╔══

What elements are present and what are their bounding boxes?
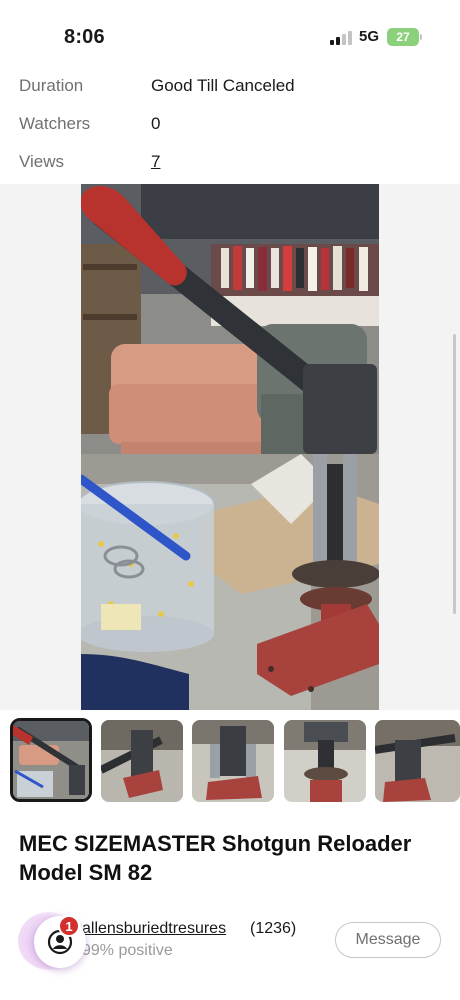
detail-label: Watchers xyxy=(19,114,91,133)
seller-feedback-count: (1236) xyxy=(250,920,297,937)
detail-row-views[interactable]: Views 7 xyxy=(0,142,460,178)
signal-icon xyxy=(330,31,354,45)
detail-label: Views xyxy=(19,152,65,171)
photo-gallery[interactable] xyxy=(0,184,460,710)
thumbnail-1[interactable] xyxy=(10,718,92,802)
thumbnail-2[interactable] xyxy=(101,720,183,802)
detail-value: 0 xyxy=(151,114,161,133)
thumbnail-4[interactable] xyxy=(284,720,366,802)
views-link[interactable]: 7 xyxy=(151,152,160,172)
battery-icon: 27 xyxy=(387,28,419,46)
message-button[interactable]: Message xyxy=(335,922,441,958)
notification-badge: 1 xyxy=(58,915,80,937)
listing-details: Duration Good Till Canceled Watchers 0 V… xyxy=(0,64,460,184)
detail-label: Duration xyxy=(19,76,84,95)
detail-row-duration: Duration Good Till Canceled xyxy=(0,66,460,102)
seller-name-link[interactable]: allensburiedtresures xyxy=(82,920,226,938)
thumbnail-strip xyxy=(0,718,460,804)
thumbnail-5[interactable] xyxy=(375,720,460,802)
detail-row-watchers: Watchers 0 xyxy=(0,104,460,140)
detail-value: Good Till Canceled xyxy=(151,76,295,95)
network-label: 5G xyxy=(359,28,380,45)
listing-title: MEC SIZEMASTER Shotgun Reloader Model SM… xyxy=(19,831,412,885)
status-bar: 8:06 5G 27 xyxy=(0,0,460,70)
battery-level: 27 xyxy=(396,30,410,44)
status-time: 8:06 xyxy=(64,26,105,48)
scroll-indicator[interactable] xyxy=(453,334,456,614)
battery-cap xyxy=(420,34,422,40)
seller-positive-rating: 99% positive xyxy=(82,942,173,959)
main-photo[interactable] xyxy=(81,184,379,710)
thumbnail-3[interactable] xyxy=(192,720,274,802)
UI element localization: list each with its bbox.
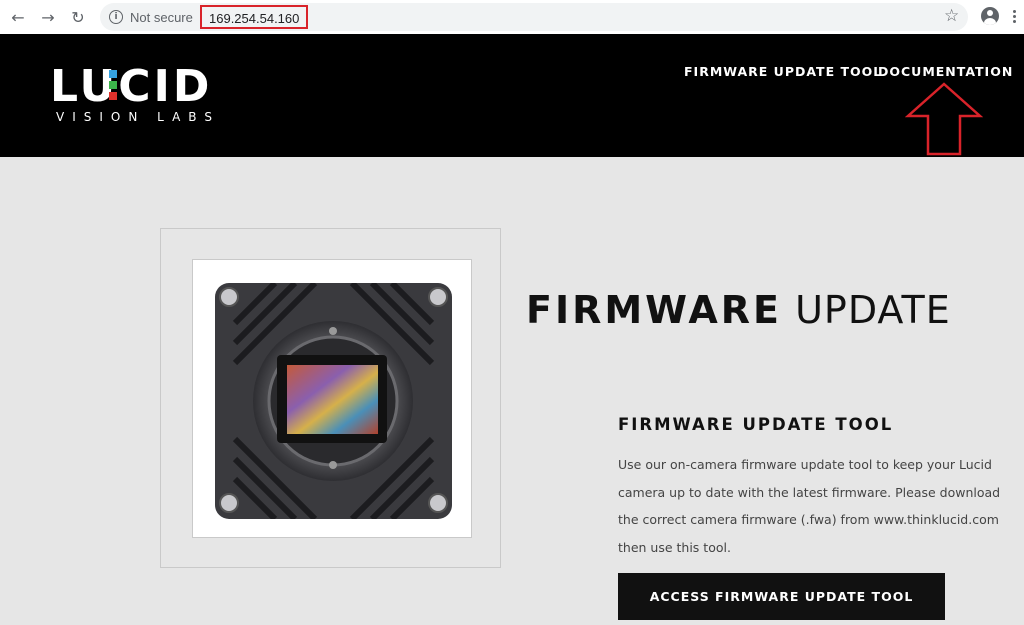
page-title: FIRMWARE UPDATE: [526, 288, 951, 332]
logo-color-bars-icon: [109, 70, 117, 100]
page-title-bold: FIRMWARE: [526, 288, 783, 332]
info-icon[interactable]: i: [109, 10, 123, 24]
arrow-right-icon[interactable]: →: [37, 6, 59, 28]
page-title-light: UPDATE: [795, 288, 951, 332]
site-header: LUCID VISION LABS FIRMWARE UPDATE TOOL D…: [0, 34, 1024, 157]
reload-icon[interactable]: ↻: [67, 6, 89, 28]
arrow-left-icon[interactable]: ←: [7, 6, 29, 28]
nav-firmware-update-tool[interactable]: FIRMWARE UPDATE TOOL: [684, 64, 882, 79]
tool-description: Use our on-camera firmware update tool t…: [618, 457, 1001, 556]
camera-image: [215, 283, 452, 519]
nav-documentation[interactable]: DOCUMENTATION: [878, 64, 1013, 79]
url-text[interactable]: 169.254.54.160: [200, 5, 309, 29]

╚══

Could you reproduce, word for word, the part of the data that opens with the line containing "page-title: FIRMWARE UPDATE: [526, 288, 951, 332]" and continues through the end of the data?

page-title: FIRMWARE UPDATE: [526, 288, 951, 332]
logo-color-bars-icon: [109, 70, 117, 100]
page-title-bold: FIRMWARE: [526, 288, 783, 332]
info-icon[interactable]: i: [109, 10, 123, 24]
arrow-right-icon[interactable]: →: [37, 6, 59, 28]
page-title-light: UPDATE: [795, 288, 951, 332]
site-header: LUCID VISION LABS FIRMWARE UPDATE TOOL D…: [0, 34, 1024, 157]
reload-icon[interactable]: ↻: [67, 6, 89, 28]
arrow-left-icon[interactable]: ←: [7, 6, 29, 28]
nav-firmware-update-tool[interactable]: FIRMWARE UPDATE TOOL: [684, 64, 882, 79]
tool-description: Use our on-camera firmware update tool t…: [618, 457, 1001, 556]
camera-image: [215, 283, 452, 519]
nav-documentation[interactable]: DOCUMENTATION: [878, 64, 1013, 79]
url-text[interactable]: 169.254.54.160: [200, 5, 309, 29]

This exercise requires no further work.